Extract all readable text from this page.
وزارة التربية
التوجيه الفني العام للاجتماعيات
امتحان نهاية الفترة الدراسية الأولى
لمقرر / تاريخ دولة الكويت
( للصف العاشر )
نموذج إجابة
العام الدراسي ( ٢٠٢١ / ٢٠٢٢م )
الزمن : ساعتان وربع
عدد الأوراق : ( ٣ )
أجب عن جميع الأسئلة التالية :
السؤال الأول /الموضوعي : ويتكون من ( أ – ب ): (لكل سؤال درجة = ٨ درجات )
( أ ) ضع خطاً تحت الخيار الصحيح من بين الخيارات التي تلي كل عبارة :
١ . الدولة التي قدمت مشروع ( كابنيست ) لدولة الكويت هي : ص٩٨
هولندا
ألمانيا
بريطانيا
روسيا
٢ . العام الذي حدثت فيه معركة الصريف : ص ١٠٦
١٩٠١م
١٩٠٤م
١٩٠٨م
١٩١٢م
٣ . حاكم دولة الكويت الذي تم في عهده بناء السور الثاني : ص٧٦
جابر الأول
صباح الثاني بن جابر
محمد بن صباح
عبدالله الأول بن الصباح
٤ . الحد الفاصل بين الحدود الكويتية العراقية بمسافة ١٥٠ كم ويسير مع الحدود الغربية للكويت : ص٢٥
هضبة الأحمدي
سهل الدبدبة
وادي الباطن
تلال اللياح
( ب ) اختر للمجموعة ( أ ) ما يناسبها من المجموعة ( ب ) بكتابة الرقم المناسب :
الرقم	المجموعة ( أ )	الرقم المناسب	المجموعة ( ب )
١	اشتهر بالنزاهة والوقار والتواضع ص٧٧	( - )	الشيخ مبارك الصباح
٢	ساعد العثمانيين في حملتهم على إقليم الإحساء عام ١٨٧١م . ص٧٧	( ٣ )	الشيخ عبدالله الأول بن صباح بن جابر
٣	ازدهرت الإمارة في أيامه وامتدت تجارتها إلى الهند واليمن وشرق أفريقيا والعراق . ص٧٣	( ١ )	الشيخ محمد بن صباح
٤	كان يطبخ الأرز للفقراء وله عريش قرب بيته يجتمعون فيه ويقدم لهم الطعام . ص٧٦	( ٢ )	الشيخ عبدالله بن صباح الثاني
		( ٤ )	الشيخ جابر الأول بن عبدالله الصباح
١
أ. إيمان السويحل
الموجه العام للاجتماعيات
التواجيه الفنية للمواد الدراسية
———
## Work to be completed
Return every record above exactly as it appears.

## Correct response
Extract all readable text from this page.
وزارة التربية
التوجيه الفني العام للاجتماعيات
امتحان نهاية الفترة الدراسية الأولى
لمقرر / تاريخ دولة الكويت
( للصف العاشر )
نموذج إجابة
العام الدراسي ( ٢٠٢١ / ٢٠٢٢م )
الزمن : ساعتان وربع
عدد الأوراق : ( ٣ )
أجب عن جميع الأسئلة التالية :
السؤال الأول /الموضوعي : ويتكون من ( أ – ب ): (لكل سؤال درجة = ٨ درجات )
( أ ) ضع خطاً تحت الخيار الصحيح من بين الخيارات التي تلي كل عبارة :
١ . الدولة التي قدمت مشروع ( كابنيست ) لدولة الكويت هي : ص٩٨
هولندا
ألمانيا
بريطانيا
روسيا
٢ . العام الذي حدثت فيه معركة الصريف : ص ١٠٦
١٩٠١م
١٩٠٤م
١٩٠٨م
١٩١٢م
٣ . حاكم دولة الكويت الذي تم في عهده بناء السور الثاني : ص٧٦
جابر الأول
صباح الثاني بن جابر
محمد بن صباح
عبدالله الأول بن الصباح
٤ . الحد الفاصل بين الحدود الكويتية العراقية بمسافة ١٥٠ كم ويسير مع الحدود الغربية للكويت : ص٢٥
هضبة الأحمدي
سهل الدبدبة
وادي الباطن
تلال اللياح
( ب ) اختر للمجموعة ( أ ) ما يناسبها من المجموعة ( ب ) بكتابة الرقم المناسب :
الرقم	المجموعة ( أ )	الرقم المناسب	المجموعة ( ب )
١	اشتهر بالنزاهة والوقار والتواضع ص٧٧	( - )	الشيخ مبارك الصباح
٢	ساعد العثمانيين في حملتهم على إقليم الإحساء عام ١٨٧١م . ص٧٧	( ٣ )	الشيخ عبدالله الأول بن صباح بن جابر
٣	ازدهرت الإمارة في أيامه وامتدت تجارتها إلى الهند واليمن وشرق أفريقيا والعراق . ص٧٣	( ١ )	الشيخ محمد بن صباح
٤	كان يطبخ الأرز للفقراء وله عريش قرب بيته يجتمعون فيه ويقدم لهم الطعام . ص٧٦	( ٢ )	الشيخ عبدالله بن صباح الثاني
		( ٤ )	الشيخ جابر الأول بن عبدالله الصباح
١
أ. إيمان السويحل
الموجه العام للاجتماعيات
التواجيه الفنية للمواد الدراسية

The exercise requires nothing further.